══ RECORDS SHOWN ══

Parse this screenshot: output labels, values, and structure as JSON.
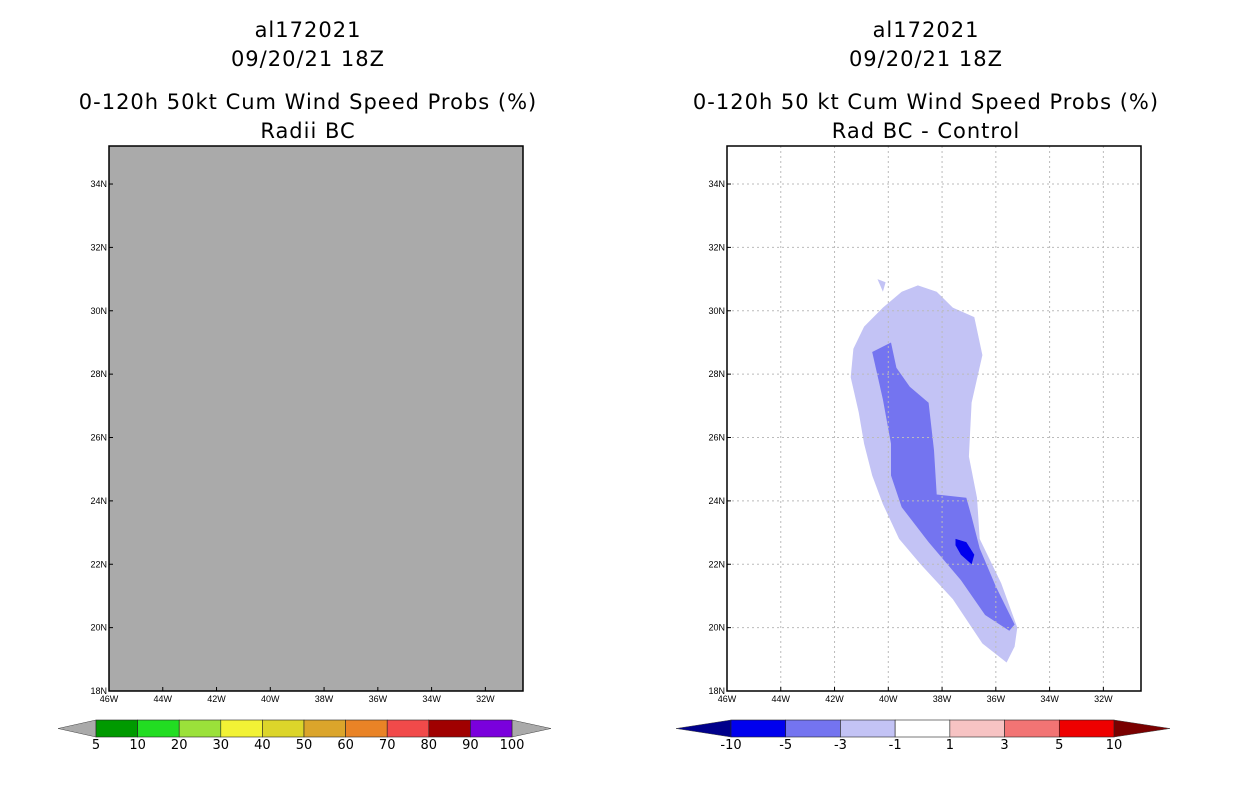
{
  "colors": {
    "land": "#aaaaaa",
    "grid": "#bbbbbb",
    "c_neg3_neg1": "#c3c3f5",
    "c_neg5_neg3": "#7474f0",
    "c_neg10_neg5": "#0000ee"
  },
  "left": {
    "title1": "al172021",
    "title2": "09/20/21 18Z",
    "title3": "0-120h 50kt Cum Wind Speed Probs (%)",
    "title4": "Radii BC"
  },
  "right": {
    "title1": "al172021",
    "title2": "09/20/21 18Z",
    "title3": "0-120h 50 kt Cum Wind Speed Probs (%)",
    "title4": "Rad BC - Control"
  },
  "chart_data": [
    {
      "type": "heatmap",
      "title": "0-120h 50kt Cum Wind Speed Probs (%) Radii BC",
      "xlim": [
        -46,
        -30.6
      ],
      "ylim": [
        18,
        35.2
      ],
      "x_ticks": [
        "46W",
        "44W",
        "42W",
        "40W",
        "38W",
        "36W",
        "34W",
        "32W"
      ],
      "y_ticks": [
        "18N",
        "20N",
        "22N",
        "24N",
        "26N",
        "28N",
        "30N",
        "32N",
        "34N"
      ],
      "grid": false,
      "colorbar": {
        "levels": [
          "5",
          "10",
          "20",
          "30",
          "40",
          "50",
          "60",
          "70",
          "80",
          "90",
          "100"
        ],
        "colors": [
          "#009a00",
          "#22dd22",
          "#9be13a",
          "#f2f235",
          "#dcd52a",
          "#dba52b",
          "#e98326",
          "#f14a4a",
          "#a00000",
          "#7a00dc"
        ],
        "extension_color": "#aaaaaa"
      },
      "field": "no probabilities plotted"
    },
    {
      "type": "heatmap",
      "title": "0-120h 50 kt Cum Wind Speed Probs (%) Rad BC - Control",
      "xlim": [
        -46,
        -30.6
      ],
      "ylim": [
        18,
        35.2
      ],
      "x_ticks": [
        "46W",
        "44W",
        "42W",
        "40W",
        "38W",
        "36W",
        "34W",
        "32W"
      ],
      "y_ticks": [
        "18N",
        "20N",
        "22N",
        "24N",
        "26N",
        "28N",
        "30N",
        "32N",
        "34N"
      ],
      "grid": true,
      "colorbar": {
        "levels": [
          "-10",
          "-5",
          "-3",
          "-1",
          "1",
          "3",
          "5",
          "10"
        ],
        "colors": [
          "#0000ee",
          "#7474f0",
          "#c3c3f5",
          "#ffffff",
          "#f7c3c3",
          "#f27474",
          "#ee0000"
        ],
        "low_extension": "#00008b",
        "high_extension": "#7a0000"
      },
      "contours": [
        {
          "range": "-3 to -1",
          "points": [
            [
              -41.4,
              27.9
            ],
            [
              -41.3,
              28.8
            ],
            [
              -40.9,
              29.5
            ],
            [
              -40.2,
              30.1
            ],
            [
              -39.5,
              30.6
            ],
            [
              -38.9,
              30.8
            ],
            [
              -38.2,
              30.6
            ],
            [
              -37.6,
              30.1
            ],
            [
              -36.8,
              29.8
            ],
            [
              -36.5,
              28.6
            ],
            [
              -36.9,
              27.1
            ],
            [
              -37.0,
              25.4
            ],
            [
              -36.7,
              24.1
            ],
            [
              -36.6,
              22.8
            ],
            [
              -35.8,
              21.4
            ],
            [
              -35.2,
              20.0
            ],
            [
              -35.3,
              19.4
            ],
            [
              -35.6,
              18.9
            ],
            [
              -36.5,
              19.5
            ],
            [
              -37.6,
              20.9
            ],
            [
              -38.8,
              22.0
            ],
            [
              -39.6,
              22.8
            ],
            [
              -40.2,
              23.9
            ],
            [
              -40.6,
              24.8
            ],
            [
              -40.9,
              25.8
            ],
            [
              -41.1,
              26.8
            ]
          ]
        },
        {
          "range": "-5 to -3",
          "points": [
            [
              -39.9,
              29.0
            ],
            [
              -39.7,
              28.2
            ],
            [
              -39.2,
              27.6
            ],
            [
              -38.5,
              27.1
            ],
            [
              -38.3,
              25.6
            ],
            [
              -38.2,
              24.2
            ],
            [
              -37.1,
              24.1
            ],
            [
              -36.9,
              23.5
            ],
            [
              -36.6,
              22.5
            ],
            [
              -36.0,
              21.3
            ],
            [
              -35.3,
              20.1
            ],
            [
              -35.5,
              19.9
            ],
            [
              -36.4,
              20.4
            ],
            [
              -37.3,
              21.5
            ],
            [
              -38.5,
              22.7
            ],
            [
              -39.5,
              23.8
            ],
            [
              -39.9,
              24.8
            ],
            [
              -39.9,
              25.8
            ],
            [
              -40.2,
              27.2
            ],
            [
              -40.6,
              28.7
            ]
          ]
        },
        {
          "range": "-10 to -5",
          "points": [
            [
              -37.5,
              22.8
            ],
            [
              -37.1,
              22.7
            ],
            [
              -36.8,
              22.3
            ],
            [
              -36.9,
              22.0
            ],
            [
              -37.3,
              22.3
            ],
            [
              -37.5,
              22.6
            ]
          ]
        },
        {
          "range": "-3 to -1",
          "points": [
            [
              -40.4,
              31.0
            ],
            [
              -40.1,
              30.9
            ],
            [
              -40.2,
              30.6
            ],
            [
              -40.3,
              30.8
            ]
          ]
        }
      ]
    }
  ]
}
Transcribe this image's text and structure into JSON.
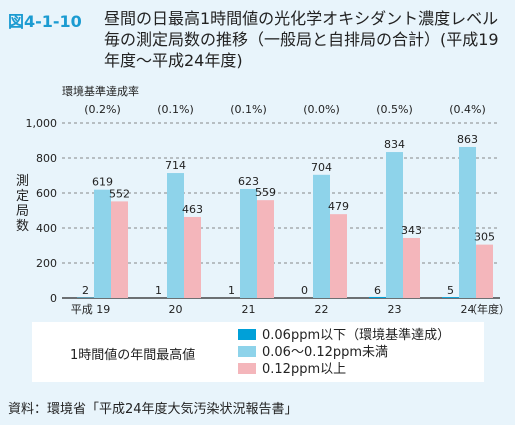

═══

*WRITTEN TASK*
For the listing above, identify each line bearing "range".

*REPLY TO THE TASK*
          "range": "-3 to -1",
          "range": "-5 to -3",
          "range": "-10 to -5",
          "range": "-3 to -1",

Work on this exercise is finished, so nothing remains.